* Written instruction
Filter the lines below, copying only those with the string "title".

++++ Source material

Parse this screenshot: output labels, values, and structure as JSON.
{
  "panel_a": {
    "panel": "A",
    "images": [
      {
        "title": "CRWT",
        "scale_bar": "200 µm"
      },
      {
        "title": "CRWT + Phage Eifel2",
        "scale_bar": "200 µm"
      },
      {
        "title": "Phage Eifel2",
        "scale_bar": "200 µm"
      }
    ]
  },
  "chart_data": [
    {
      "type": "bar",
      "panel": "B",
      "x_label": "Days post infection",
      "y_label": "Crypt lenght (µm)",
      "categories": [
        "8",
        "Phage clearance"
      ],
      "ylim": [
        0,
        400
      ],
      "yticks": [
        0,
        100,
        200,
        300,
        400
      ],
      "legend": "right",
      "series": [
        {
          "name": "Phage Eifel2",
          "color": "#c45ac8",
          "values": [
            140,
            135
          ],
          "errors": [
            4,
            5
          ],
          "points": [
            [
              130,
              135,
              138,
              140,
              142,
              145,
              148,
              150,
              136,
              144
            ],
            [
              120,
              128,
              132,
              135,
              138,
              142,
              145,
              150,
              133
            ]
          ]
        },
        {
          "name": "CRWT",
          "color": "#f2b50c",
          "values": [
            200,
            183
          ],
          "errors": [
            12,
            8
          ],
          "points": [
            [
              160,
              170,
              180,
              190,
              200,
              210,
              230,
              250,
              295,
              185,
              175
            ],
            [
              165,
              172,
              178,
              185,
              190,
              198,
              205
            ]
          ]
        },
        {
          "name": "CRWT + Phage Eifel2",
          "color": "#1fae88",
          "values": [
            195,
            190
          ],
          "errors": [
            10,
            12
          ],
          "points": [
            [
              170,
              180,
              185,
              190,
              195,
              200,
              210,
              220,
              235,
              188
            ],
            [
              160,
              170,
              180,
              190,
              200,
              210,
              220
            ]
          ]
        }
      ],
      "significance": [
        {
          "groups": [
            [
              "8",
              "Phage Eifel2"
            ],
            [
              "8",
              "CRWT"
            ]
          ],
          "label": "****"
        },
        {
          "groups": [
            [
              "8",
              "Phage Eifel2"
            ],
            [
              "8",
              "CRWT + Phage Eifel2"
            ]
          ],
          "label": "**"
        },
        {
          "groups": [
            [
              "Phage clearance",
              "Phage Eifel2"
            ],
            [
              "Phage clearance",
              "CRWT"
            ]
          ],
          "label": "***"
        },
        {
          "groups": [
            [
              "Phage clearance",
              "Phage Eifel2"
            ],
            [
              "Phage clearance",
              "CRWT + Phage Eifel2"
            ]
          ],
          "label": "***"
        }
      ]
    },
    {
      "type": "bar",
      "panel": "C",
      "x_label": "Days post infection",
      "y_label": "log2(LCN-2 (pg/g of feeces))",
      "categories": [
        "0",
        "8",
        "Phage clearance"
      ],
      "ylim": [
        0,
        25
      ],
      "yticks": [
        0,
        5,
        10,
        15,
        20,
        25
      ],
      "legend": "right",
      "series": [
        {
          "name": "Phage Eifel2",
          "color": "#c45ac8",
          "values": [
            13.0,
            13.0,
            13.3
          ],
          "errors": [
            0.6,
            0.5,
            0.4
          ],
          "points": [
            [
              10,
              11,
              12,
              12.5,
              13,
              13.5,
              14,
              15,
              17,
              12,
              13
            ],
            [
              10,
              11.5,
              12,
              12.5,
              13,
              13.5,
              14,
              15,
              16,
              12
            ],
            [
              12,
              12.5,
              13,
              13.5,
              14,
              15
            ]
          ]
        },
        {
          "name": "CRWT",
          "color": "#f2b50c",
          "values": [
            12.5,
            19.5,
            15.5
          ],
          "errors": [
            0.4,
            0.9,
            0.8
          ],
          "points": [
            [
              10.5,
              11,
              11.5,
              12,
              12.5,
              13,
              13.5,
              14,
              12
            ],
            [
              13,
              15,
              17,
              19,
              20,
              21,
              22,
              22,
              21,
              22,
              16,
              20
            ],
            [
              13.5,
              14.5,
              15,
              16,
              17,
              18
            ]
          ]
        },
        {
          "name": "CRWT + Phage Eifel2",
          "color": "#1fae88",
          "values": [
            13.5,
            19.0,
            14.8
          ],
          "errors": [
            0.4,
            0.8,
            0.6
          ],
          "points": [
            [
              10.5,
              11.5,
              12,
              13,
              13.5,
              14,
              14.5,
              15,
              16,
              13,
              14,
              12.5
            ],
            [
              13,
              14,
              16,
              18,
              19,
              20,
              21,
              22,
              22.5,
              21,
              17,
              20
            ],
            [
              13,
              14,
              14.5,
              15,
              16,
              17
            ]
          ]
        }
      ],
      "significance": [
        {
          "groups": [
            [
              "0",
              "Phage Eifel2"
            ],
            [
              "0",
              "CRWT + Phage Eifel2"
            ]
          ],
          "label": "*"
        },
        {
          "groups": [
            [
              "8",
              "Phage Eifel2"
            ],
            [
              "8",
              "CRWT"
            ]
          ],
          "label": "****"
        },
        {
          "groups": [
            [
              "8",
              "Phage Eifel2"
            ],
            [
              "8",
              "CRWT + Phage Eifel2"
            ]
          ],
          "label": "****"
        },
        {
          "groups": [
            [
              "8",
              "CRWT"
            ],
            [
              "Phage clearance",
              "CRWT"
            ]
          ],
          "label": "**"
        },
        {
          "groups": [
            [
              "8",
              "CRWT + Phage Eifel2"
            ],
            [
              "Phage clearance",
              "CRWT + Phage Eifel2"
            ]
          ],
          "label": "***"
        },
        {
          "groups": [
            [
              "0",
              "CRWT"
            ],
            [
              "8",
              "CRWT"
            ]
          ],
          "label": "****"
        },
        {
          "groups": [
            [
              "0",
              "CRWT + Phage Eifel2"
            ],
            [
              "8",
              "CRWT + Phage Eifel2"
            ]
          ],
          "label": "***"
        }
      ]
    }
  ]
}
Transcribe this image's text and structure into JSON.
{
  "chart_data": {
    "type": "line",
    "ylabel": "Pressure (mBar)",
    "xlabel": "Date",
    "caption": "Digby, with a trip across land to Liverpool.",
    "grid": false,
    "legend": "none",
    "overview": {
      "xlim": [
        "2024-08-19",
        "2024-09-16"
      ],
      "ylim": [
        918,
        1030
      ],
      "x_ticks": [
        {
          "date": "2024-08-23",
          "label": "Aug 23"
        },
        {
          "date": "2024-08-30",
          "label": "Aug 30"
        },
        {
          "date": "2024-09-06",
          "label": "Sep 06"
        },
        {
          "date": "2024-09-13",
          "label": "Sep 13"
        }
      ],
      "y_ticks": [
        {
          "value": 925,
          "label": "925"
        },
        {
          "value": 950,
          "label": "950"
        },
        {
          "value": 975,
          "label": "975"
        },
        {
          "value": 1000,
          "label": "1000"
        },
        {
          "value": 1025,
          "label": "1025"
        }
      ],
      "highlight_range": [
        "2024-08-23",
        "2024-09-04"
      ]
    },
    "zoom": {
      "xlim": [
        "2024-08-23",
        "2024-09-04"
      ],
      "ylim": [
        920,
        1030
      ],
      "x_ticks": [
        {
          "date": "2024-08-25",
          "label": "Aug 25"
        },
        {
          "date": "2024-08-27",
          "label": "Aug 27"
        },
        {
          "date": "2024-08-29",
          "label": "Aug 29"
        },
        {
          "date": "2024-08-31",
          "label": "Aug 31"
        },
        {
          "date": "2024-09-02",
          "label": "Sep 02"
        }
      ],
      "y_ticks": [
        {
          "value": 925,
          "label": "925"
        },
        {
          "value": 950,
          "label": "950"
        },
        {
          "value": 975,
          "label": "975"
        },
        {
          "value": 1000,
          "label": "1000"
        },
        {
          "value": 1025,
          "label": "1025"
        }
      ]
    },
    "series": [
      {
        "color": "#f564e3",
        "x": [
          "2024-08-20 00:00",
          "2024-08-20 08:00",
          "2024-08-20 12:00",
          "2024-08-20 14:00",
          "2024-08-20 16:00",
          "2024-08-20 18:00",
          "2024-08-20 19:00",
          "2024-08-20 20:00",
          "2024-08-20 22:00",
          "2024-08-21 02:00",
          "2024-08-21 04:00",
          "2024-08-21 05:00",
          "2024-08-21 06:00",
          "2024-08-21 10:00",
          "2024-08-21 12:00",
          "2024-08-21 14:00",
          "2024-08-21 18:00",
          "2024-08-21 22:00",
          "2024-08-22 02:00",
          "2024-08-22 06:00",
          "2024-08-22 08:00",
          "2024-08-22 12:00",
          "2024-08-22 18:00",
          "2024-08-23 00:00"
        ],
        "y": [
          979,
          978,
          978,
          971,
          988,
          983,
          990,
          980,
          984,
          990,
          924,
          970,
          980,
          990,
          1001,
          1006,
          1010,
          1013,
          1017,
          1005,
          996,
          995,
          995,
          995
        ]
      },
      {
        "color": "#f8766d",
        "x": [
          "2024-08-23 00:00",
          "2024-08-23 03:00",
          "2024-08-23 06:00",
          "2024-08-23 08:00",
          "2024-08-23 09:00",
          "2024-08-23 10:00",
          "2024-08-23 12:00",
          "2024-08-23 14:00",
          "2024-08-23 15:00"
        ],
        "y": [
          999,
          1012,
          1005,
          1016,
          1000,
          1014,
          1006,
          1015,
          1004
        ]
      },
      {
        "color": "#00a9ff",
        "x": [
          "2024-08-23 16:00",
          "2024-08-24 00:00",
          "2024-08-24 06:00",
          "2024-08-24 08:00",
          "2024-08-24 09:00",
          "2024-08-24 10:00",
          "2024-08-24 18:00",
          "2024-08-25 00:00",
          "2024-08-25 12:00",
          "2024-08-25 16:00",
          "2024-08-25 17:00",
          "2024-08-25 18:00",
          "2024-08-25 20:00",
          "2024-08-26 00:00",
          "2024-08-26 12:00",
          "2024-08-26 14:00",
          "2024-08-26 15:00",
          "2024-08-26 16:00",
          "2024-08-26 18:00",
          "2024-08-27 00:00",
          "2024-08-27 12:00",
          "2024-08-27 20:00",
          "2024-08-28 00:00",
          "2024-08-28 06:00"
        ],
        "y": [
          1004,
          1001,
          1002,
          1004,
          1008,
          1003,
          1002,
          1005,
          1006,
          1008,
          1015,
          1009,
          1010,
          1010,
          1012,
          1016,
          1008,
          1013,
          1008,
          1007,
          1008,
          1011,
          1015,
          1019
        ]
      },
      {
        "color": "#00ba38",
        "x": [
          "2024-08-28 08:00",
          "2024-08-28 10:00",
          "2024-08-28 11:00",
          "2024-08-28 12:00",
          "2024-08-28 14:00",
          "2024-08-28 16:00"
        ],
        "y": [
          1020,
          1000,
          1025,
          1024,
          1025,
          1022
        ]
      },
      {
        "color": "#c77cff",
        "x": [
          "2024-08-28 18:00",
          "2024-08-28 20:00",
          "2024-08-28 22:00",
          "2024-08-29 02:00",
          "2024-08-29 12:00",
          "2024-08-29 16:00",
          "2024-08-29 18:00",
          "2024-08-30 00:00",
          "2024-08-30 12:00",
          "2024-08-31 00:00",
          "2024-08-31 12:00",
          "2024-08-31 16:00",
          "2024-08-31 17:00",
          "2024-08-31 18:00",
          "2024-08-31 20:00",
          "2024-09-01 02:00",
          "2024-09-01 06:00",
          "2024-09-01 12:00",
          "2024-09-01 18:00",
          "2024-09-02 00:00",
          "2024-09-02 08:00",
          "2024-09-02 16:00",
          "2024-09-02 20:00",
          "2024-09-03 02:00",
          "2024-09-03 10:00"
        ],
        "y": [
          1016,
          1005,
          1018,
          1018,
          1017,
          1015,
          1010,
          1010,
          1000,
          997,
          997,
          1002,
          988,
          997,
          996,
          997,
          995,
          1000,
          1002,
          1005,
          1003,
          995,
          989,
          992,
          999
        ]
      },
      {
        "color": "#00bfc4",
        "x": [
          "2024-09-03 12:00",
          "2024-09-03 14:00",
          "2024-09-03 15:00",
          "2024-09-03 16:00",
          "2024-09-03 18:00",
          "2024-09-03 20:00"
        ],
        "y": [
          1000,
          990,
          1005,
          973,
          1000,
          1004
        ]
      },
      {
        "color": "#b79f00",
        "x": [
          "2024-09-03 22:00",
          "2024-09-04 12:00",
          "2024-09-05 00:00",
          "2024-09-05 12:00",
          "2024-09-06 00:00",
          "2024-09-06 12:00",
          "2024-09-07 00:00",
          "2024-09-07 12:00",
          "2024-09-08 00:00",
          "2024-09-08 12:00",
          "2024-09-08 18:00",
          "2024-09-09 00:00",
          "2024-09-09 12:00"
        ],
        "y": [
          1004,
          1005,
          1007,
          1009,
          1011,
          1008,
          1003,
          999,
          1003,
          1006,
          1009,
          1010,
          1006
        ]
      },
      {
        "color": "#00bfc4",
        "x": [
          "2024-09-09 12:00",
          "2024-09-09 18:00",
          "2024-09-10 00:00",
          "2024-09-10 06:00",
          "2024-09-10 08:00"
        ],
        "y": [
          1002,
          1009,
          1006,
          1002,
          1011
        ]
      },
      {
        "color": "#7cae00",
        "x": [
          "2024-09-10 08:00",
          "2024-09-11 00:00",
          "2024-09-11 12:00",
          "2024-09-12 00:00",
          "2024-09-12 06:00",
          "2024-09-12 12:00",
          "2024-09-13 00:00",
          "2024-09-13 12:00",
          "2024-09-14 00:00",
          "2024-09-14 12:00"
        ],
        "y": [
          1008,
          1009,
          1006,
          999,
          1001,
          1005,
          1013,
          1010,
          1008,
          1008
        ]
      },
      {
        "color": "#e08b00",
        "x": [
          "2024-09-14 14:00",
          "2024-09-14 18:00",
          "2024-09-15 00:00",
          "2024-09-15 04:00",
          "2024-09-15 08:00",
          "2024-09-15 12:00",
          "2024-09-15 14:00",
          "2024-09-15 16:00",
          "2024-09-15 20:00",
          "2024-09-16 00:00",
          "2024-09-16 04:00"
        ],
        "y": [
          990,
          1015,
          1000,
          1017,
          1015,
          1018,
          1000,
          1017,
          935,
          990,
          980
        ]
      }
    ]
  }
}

++++++++

* Final answer
        "title": "CRWT",
        "title": "CRWT + Phage Eifel2",
        "title": "Phage Eifel2",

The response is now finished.